*TASK*: Pick out every line of the entries below where "ylabel" occurs, and copy those lines.

** start RECORDS FOR THIS EXERCISE **

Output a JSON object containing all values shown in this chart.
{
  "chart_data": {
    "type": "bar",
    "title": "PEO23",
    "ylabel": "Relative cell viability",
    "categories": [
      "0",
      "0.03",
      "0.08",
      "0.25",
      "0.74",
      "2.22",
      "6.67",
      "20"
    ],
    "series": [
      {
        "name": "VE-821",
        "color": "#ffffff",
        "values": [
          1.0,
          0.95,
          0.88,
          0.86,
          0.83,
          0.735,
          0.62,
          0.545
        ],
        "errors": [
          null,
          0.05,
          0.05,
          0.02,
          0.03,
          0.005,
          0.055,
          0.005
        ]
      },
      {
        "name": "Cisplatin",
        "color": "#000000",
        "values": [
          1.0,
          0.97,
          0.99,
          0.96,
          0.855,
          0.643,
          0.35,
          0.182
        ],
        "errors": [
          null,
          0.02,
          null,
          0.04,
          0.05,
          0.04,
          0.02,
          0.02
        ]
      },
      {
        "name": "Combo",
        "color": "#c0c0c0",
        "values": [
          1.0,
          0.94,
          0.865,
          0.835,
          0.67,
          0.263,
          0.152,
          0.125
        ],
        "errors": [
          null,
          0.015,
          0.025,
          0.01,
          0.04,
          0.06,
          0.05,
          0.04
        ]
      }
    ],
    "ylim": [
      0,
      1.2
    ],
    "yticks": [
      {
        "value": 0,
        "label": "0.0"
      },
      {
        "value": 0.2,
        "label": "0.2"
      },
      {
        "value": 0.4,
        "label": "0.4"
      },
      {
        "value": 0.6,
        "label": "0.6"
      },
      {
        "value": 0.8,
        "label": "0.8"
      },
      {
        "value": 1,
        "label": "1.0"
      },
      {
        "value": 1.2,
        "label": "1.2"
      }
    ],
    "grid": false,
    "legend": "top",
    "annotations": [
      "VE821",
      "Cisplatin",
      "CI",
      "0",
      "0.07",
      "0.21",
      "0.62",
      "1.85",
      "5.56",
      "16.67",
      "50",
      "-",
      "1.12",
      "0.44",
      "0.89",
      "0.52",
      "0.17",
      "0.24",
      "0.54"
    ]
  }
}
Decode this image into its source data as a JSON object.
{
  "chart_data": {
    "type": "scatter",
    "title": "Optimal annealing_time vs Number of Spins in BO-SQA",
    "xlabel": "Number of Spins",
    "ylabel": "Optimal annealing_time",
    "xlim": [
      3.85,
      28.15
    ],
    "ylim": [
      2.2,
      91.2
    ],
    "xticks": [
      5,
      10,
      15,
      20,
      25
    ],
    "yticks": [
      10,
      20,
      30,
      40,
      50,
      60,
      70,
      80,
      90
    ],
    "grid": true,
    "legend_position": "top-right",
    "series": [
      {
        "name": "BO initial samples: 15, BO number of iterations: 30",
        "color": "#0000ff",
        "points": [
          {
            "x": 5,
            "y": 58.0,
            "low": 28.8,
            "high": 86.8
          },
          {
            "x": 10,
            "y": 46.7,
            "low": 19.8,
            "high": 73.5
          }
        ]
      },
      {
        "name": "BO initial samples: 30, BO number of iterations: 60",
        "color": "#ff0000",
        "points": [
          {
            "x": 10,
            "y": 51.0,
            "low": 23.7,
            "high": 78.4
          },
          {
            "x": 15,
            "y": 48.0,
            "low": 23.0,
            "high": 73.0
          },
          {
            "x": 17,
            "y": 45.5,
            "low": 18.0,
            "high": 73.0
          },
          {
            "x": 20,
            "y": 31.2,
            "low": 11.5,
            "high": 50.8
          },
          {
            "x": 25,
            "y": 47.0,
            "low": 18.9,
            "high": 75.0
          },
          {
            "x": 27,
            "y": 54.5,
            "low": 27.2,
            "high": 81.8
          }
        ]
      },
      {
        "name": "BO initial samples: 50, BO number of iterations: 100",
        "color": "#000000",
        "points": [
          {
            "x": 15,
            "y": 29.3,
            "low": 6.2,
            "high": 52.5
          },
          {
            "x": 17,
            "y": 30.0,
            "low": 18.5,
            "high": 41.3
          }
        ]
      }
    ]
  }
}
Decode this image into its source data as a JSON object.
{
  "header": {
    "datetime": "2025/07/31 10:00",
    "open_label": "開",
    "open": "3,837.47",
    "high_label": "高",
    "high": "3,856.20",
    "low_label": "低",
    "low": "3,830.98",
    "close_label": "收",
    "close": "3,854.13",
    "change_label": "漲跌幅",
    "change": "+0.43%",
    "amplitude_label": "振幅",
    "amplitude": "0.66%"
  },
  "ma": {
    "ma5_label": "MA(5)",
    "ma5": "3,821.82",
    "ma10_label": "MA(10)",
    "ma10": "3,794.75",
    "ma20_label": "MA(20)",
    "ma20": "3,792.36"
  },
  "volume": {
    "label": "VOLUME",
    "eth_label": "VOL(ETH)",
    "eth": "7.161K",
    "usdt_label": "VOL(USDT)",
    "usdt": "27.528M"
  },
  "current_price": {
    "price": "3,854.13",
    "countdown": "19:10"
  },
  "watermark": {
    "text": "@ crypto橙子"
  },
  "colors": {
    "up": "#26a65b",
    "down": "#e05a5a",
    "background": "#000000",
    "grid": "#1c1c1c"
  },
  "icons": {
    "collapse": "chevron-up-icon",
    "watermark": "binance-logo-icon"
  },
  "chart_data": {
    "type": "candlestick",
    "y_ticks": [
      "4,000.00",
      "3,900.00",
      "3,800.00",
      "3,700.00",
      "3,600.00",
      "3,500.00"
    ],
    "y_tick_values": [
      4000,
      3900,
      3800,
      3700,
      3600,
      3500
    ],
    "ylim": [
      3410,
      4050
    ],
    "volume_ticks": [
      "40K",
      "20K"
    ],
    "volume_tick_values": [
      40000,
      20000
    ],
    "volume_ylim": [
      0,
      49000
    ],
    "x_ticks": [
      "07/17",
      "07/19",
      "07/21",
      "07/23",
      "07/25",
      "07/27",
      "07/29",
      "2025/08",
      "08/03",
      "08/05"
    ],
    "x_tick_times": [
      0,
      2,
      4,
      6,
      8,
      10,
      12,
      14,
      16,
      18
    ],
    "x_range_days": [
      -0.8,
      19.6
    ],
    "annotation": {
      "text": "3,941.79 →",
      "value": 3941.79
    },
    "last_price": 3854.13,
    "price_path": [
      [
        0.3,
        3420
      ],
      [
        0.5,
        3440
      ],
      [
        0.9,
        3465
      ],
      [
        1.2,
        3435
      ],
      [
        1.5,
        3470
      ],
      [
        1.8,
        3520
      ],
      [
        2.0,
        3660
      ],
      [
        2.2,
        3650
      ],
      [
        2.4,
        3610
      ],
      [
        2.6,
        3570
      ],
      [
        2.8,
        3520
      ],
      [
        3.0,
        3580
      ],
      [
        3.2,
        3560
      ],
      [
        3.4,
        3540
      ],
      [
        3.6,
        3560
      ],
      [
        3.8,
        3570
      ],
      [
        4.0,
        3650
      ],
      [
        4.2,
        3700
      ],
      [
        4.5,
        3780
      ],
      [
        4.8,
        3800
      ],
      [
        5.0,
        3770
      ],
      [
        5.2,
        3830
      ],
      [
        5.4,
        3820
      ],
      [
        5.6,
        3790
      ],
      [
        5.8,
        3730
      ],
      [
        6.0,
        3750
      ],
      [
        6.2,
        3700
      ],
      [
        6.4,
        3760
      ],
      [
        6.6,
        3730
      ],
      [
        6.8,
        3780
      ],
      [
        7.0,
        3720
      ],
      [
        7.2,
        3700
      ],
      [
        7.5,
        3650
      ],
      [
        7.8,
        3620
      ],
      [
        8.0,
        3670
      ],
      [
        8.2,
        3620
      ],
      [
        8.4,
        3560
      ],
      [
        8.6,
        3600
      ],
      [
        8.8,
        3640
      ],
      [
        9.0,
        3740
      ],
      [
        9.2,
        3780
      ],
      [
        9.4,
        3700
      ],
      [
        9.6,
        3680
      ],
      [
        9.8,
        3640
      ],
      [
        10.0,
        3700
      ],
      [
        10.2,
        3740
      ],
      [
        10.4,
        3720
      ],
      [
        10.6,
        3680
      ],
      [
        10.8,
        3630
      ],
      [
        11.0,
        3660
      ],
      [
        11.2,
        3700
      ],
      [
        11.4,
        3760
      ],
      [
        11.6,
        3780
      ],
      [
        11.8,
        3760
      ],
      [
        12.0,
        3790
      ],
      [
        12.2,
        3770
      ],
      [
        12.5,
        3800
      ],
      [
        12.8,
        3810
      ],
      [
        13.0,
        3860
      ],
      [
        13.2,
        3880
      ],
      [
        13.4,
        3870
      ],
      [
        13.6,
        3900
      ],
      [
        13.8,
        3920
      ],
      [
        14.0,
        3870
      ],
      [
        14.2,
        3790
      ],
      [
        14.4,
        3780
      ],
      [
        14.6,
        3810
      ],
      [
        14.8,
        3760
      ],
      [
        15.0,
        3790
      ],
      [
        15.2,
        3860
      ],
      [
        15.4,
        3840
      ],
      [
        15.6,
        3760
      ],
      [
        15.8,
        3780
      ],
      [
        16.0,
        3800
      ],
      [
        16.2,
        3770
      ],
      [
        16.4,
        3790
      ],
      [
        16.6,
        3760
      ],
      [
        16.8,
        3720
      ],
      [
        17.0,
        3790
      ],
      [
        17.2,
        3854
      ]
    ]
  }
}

** end RECORDS FOR THIS EXERCISE **

*EXPECTED ANSWER*:
    "ylabel": "Relative cell viability",
    "ylabel": "Optimal annealing_time",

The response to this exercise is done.